→ What you need to do:
Transcribe the records below exactly.

→ Record excerpts:
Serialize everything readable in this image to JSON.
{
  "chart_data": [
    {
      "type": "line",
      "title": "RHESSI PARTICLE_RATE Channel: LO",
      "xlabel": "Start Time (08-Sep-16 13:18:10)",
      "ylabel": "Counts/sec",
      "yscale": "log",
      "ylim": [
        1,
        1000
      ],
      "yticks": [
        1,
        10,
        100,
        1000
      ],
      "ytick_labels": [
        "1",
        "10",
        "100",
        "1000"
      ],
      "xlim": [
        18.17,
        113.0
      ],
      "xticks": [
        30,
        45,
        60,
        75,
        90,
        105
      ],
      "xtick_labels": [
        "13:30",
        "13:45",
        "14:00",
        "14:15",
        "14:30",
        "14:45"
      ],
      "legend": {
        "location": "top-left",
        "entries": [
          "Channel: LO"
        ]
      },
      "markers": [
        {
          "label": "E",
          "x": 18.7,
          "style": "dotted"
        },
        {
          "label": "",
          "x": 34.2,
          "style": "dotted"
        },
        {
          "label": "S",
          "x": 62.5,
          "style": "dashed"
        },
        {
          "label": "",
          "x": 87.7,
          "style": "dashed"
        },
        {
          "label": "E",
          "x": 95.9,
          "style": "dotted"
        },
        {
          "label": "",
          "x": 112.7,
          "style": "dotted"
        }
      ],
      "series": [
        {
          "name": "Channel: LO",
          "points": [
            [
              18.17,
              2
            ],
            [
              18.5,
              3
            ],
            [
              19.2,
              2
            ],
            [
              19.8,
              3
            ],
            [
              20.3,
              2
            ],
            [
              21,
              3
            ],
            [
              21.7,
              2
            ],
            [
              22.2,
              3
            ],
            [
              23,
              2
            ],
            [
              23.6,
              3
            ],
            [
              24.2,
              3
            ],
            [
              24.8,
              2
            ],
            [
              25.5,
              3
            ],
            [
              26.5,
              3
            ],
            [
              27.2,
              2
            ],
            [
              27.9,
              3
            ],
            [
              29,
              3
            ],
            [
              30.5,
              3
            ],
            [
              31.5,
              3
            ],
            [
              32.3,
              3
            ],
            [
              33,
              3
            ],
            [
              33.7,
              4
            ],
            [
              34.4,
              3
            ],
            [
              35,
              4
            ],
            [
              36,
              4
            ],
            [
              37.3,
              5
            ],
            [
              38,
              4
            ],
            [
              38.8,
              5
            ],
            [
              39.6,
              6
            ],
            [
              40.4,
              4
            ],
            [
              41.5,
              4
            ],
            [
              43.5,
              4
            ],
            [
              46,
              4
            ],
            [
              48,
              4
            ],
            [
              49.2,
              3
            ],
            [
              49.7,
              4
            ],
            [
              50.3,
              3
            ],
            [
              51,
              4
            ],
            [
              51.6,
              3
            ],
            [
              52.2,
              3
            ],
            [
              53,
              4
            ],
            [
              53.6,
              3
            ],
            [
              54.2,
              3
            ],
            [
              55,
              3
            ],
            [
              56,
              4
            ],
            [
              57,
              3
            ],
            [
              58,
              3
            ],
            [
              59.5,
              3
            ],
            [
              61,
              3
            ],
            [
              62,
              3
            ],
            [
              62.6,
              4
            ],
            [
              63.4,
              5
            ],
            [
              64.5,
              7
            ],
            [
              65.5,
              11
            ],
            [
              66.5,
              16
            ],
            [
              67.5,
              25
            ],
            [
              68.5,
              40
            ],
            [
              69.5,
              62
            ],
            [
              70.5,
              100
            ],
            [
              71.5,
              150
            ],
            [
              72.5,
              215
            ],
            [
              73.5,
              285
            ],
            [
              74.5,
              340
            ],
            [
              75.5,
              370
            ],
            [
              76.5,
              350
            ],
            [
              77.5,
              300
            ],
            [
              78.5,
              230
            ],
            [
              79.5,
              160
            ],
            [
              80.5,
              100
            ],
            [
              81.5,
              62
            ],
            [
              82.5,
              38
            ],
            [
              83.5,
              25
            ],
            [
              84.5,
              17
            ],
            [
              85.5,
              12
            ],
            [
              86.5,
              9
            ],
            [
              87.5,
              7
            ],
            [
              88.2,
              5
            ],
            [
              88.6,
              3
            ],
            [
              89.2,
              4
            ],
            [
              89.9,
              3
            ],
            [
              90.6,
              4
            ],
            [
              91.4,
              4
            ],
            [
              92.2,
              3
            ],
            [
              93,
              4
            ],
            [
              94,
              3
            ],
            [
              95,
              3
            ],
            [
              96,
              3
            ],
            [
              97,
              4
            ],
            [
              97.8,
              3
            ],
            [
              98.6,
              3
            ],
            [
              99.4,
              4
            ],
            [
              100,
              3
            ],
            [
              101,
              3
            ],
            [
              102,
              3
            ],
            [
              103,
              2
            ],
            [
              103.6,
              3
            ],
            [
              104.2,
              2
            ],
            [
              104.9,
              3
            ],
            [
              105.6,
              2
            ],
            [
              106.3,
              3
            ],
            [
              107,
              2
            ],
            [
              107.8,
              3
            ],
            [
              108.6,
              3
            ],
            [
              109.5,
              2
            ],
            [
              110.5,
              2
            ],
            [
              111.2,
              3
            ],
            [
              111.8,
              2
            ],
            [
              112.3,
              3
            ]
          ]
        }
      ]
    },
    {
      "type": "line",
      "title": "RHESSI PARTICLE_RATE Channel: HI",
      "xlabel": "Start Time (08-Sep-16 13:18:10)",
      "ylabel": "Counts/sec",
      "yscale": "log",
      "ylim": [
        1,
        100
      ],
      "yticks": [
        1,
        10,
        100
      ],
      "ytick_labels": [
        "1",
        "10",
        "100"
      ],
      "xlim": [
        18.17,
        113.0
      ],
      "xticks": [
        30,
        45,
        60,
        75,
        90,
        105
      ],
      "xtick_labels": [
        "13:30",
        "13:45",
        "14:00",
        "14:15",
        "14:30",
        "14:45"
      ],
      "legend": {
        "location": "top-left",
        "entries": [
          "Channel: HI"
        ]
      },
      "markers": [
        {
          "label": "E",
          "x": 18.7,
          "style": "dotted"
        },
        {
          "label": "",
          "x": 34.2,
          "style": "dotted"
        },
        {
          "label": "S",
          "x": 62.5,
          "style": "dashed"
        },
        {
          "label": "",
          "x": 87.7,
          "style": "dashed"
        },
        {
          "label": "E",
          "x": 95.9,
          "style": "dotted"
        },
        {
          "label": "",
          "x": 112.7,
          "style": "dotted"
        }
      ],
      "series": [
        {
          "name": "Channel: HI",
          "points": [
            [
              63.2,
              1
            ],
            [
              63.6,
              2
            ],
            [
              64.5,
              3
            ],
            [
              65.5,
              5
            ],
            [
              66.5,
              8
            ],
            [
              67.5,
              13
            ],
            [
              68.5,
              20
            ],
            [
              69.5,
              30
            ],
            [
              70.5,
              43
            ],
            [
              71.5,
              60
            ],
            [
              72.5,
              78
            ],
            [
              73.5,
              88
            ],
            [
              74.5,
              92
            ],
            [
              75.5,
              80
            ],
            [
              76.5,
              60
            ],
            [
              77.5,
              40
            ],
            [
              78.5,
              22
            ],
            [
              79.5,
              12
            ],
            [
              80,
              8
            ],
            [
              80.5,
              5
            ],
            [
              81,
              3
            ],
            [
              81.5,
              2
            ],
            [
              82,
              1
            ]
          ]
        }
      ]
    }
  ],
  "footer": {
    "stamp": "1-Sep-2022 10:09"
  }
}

→ Solution for this problem:
Serialize everything readable in this image to JSON.
{
  "chart_data": [
    {
      "type": "line",
      "title": "RHESSI PARTICLE_RATE Channel: LO",
      "xlabel": "Start Time (08-Sep-16 13:18:10)",
      "ylabel": "Counts/sec",
      "yscale": "log",
      "ylim": [
        1,
        1000
      ],
      "yticks": [
        1,
        10,
        100,
        1000
      ],
      "ytick_labels": [
        "1",
        "10",
        "100",
        "1000"
      ],
      "xlim": [
        18.17,
        113.0
      ],
      "xticks": [
        30,
        45,
        60,
        75,
        90,
        105
      ],
      "xtick_labels": [
        "13:30",
        "13:45",
        "14:00",
        "14:15",
        "14:30",
        "14:45"
      ],
      "legend": {
        "location": "top-left",
        "entries": [
          "Channel: LO"
        ]
      },
      "markers": [
        {
          "label": "E",
          "x": 18.7,
          "style": "dotted"
        },
        {
          "label": "",
          "x": 34.2,
          "style": "dotted"
        },
        {
          "label": "S",
          "x": 62.5,
          "style": "dashed"
        },
        {
          "label": "",
          "x": 87.7,
          "style": "dashed"
        },
        {
          "label": "E",
          "x": 95.9,
          "style": "dotted"
        },
        {
          "label": "",
          "x": 112.7,
          "style": "dotted"
        }
      ],
      "series": [
        {
          "name": "Channel: LO",
          "points": [
            [
              18.17,
              2
            ],
            [
              18.5,
              3
            ],
            [
              19.2,
              2
            ],
            [
              19.8,
              3
            ],
            [
              20.3,
              2
            ],
            [
              21,
              3
            ],
            [
              21.7,
              2
            ],
            [
              22.2,
              3
            ],
            [
              23,
              2
            ],
            [
              23.6,
              3
            ],
            [
              24.2,
              3
            ],
            [
              24.8,
              2
            ],
            [
              25.5,
              3
            ],
            [
              26.5,
              3
            ],
            [
              27.2,
              2
            ],
            [
              27.9,
              3
            ],
            [
              29,
              3
            ],
            [
              30.5,
              3
            ],
            [
              31.5,
              3
            ],
            [
              32.3,
              3
            ],
            [
              33,
              3
            ],
            [
              33.7,
              4
            ],
            [
              34.4,
              3
            ],
            [
              35,
              4
            ],
            [
              36,
              4
            ],
            [
              37.3,
              5
            ],
            [
              38,
              4
            ],
            [
              38.8,
              5
            ],
            [
              39.6,
              6
            ],
            [
              40.4,
              4
            ],
            [
              41.5,
              4
            ],
            [
              43.5,
              4
            ],
            [
              46,
              4
            ],
            [
              48,
              4
            ],
            [
              49.2,
              3
            ],
            [
              49.7,
              4
            ],
            [
              50.3,
              3
            ],
            [
              51,
              4
            ],
            [
              51.6,
              3
            ],
            [
              52.2,
              3
            ],
            [
              53,
              4
            ],
            [
              53.6,
              3
            ],
            [
              54.2,
              3
            ],
            [
              55,
              3
            ],
            [
              56,
              4
            ],
            [
              57,
              3
            ],
            [
              58,
              3
            ],
            [
              59.5,
              3
            ],
            [
              61,
              3
            ],
            [
              62,
              3
            ],
            [
              62.6,
              4
            ],
            [
              63.4,
              5
            ],
            [
              64.5,
              7
            ],
            [
              65.5,
              11
            ],
            [
              66.5,
              16
            ],
            [
              67.5,
              25
            ],
            [
              68.5,
              40
            ],
            [
              69.5,
              62
            ],
            [
              70.5,
              100
            ],
            [
              71.5,
              150
            ],
            [
              72.5,
              215
            ],
            [
              73.5,
              285
            ],
            [
              74.5,
              340
            ],
            [
              75.5,
              370
            ],
            [
              76.5,
              350
            ],
            [
              77.5,
              300
            ],
            [
              78.5,
              230
            ],
            [
              79.5,
              160
            ],
            [
              80.5,
              100
            ],
            [
              81.5,
              62
            ],
            [
              82.5,
              38
            ],
            [
              83.5,
              25
            ],
            [
              84.5,
              17
            ],
            [
              85.5,
              12
            ],
            [
              86.5,
              9
            ],
            [
              87.5,
              7
            ],
            [
              88.2,
              5
            ],
            [
              88.6,
              3
            ],
            [
              89.2,
              4
            ],
            [
              89.9,
              3
            ],
            [
              90.6,
              4
            ],
            [
              91.4,
              4
            ],
            [
              92.2,
              3
            ],
            [
              93,
              4
            ],
            [
              94,
              3
            ],
            [
              95,
              3
            ],
            [
              96,
              3
            ],
            [
              97,
              4
            ],
            [
              97.8,
              3
            ],
            [
              98.6,
              3
            ],
            [
              99.4,
              4
            ],
            [
              100,
              3
            ],
            [
              101,
              3
            ],
            [
              102,
              3
            ],
            [
              103,
              2
            ],
            [
              103.6,
              3
            ],
            [
              104.2,
              2
            ],
            [
              104.9,
              3
            ],
            [
              105.6,
              2
            ],
            [
              106.3,
              3
            ],
            [
              107,
              2
            ],
            [
              107.8,
              3
            ],
            [
              108.6,
              3
            ],
            [
              109.5,
              2
            ],
            [
              110.5,
              2
            ],
            [
              111.2,
              3
            ],
            [
              111.8,
              2
            ],
            [
              112.3,
              3
            ]
          ]
        }
      ]
    },
    {
      "type": "line",
      "title": "RHESSI PARTICLE_RATE Channel: HI",
      "xlabel": "Start Time (08-Sep-16 13:18:10)",
      "ylabel": "Counts/sec",
      "yscale": "log",
      "ylim": [
        1,
        100
      ],
      "yticks": [
        1,
        10,
        100
      ],
      "ytick_labels": [
        "1",
        "10",
        "100"
      ],
      "xlim": [
        18.17,
        113.0
      ],
      "xticks": [
        30,
        45,
        60,
        75,
        90,
        105
      ],
      "xtick_labels": [
        "13:30",
        "13:45",
        "14:00",
        "14:15",
        "14:30",
        "14:45"
      ],
      "legend": {
        "location": "top-left",
        "entries": [
          "Channel: HI"
        ]
      },
      "markers": [
        {
          "label": "E",
          "x": 18.7,
          "style": "dotted"
        },
        {
          "label": "",
          "x": 34.2,
          "style": "dotted"
        },
        {
          "label": "S",
          "x": 62.5,
          "style": "dashed"
        },
        {
          "label": "",
          "x": 87.7,
          "style": "dashed"
        },
        {
          "label": "E",
          "x": 95.9,
          "style": "dotted"
        },
        {
          "label": "",
          "x": 112.7,
          "style": "dotted"
        }
      ],
      "series": [
        {
          "name": "Channel: HI",
          "points": [
            [
              63.2,
              1
            ],
            [
              63.6,
              2
            ],
            [
              64.5,
              3
            ],
            [
              65.5,
              5
            ],
            [
              66.5,
              8
            ],
            [
              67.5,
              13
            ],
            [
              68.5,
              20
            ],
            [
              69.5,
              30
            ],
            [
              70.5,
              43
            ],
            [
              71.5,
              60
            ],
            [
              72.5,
              78
            ],
            [
              73.5,
              88
            ],
            [
              74.5,
              92
            ],
            [
              75.5,
              80
            ],
            [
              76.5,
              60
            ],
            [
              77.5,
              40
            ],
            [
              78.5,
              22
            ],
            [
              79.5,
              12
            ],
            [
              80,
              8
            ],
            [
              80.5,
              5
            ],
            [
              81,
              3
            ],
            [
              81.5,
              2
            ],
            [
              82,
              1
            ]
          ]
        }
      ]
    }
  ],
  "footer": {
    "stamp": "1-Sep-2022 10:09"
  }
}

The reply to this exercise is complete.